Can you write out the items from the first one through the line that contains "data-label-17: 10,7% bbox=[484, 230, 498, 265]", changing "bbox" to "box" and leaving all else the same?

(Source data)
++++++++++++++++++++
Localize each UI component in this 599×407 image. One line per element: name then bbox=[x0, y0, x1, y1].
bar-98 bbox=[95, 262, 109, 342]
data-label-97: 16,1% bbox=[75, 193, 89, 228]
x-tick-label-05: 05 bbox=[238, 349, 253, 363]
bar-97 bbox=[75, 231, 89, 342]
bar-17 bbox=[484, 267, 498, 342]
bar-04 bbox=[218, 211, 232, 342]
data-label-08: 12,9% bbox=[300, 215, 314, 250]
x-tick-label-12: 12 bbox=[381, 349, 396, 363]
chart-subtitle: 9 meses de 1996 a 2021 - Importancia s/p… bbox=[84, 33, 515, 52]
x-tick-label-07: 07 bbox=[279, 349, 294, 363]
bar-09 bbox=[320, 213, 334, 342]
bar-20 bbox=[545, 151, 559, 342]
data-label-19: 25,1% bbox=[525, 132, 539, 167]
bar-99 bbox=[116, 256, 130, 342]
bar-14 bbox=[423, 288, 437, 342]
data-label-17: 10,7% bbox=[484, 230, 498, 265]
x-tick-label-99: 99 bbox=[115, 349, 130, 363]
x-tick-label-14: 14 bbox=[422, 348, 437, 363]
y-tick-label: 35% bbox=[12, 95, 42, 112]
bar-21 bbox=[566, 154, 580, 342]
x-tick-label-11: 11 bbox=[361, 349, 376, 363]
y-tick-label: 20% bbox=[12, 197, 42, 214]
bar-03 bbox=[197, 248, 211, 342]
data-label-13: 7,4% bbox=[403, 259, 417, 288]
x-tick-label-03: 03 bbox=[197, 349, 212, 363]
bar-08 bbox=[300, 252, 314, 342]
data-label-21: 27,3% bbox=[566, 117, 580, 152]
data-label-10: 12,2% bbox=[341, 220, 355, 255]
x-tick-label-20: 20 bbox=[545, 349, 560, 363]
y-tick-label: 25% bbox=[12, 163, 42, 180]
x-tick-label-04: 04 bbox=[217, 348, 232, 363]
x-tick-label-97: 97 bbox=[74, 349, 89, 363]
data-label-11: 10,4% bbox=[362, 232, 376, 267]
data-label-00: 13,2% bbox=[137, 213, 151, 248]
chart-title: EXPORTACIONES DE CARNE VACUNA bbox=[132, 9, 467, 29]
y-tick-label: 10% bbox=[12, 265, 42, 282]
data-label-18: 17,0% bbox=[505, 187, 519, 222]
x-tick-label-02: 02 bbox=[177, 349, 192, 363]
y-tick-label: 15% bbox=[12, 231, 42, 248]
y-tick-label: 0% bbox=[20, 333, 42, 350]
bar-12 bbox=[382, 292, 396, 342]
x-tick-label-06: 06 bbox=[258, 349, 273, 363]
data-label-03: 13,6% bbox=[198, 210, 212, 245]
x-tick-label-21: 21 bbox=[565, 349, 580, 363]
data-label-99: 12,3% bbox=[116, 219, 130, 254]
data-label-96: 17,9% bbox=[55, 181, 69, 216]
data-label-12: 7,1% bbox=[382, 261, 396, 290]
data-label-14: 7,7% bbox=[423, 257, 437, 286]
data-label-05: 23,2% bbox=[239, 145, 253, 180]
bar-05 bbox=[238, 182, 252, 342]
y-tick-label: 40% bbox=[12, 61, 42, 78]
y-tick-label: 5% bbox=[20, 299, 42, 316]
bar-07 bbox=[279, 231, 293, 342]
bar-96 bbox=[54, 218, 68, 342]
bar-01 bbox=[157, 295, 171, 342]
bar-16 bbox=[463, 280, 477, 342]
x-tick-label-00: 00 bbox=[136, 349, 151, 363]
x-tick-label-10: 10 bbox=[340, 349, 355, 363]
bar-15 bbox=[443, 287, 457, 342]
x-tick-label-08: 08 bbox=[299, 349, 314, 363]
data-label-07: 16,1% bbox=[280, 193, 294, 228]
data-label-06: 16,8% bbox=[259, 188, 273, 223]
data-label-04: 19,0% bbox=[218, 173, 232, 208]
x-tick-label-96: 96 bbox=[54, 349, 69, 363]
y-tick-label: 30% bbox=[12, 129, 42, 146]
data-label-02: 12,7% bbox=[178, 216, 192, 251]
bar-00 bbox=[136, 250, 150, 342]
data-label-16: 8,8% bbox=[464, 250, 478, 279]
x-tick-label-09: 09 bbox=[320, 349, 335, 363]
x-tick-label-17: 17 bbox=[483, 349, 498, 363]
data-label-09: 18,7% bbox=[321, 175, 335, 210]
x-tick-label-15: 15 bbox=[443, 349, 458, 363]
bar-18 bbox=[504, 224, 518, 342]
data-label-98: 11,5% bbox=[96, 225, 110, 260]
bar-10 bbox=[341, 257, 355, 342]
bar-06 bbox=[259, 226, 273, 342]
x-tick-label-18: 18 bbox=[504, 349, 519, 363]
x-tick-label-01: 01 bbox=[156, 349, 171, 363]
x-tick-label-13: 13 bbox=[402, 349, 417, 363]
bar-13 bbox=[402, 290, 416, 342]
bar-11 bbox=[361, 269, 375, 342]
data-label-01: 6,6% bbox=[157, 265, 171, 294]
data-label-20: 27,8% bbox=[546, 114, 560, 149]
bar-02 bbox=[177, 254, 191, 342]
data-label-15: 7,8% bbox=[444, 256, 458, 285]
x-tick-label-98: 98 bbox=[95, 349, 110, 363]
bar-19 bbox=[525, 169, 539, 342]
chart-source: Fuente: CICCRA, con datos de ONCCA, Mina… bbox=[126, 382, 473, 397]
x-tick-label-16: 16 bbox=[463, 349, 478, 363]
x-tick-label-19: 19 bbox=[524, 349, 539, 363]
++++++++++++++++++++
*SOLUTION TO THIS TASK*
Localize each UI component in this 599×407 image. One line per element: name then box=[x0, y0, x1, y1].
bar-98 box=[95, 262, 109, 342]
data-label-97: 16,1% box=[75, 193, 89, 228]
x-tick-label-05: 05 box=[238, 349, 253, 363]
bar-97 box=[75, 231, 89, 342]
bar-17 box=[484, 267, 498, 342]
bar-04 box=[218, 211, 232, 342]
data-label-08: 12,9% box=[300, 215, 314, 250]
x-tick-label-12: 12 box=[381, 349, 396, 363]
chart-subtitle: 9 meses de 1996 a 2021 - Importancia s/p… box=[84, 33, 515, 52]
x-tick-label-07: 07 box=[279, 349, 294, 363]
bar-09 box=[320, 213, 334, 342]
bar-20 box=[545, 151, 559, 342]
data-label-19: 25,1% box=[525, 132, 539, 167]
bar-99 box=[116, 256, 130, 342]
bar-14 box=[423, 288, 437, 342]
data-label-17: 10,7% box=[484, 230, 498, 265]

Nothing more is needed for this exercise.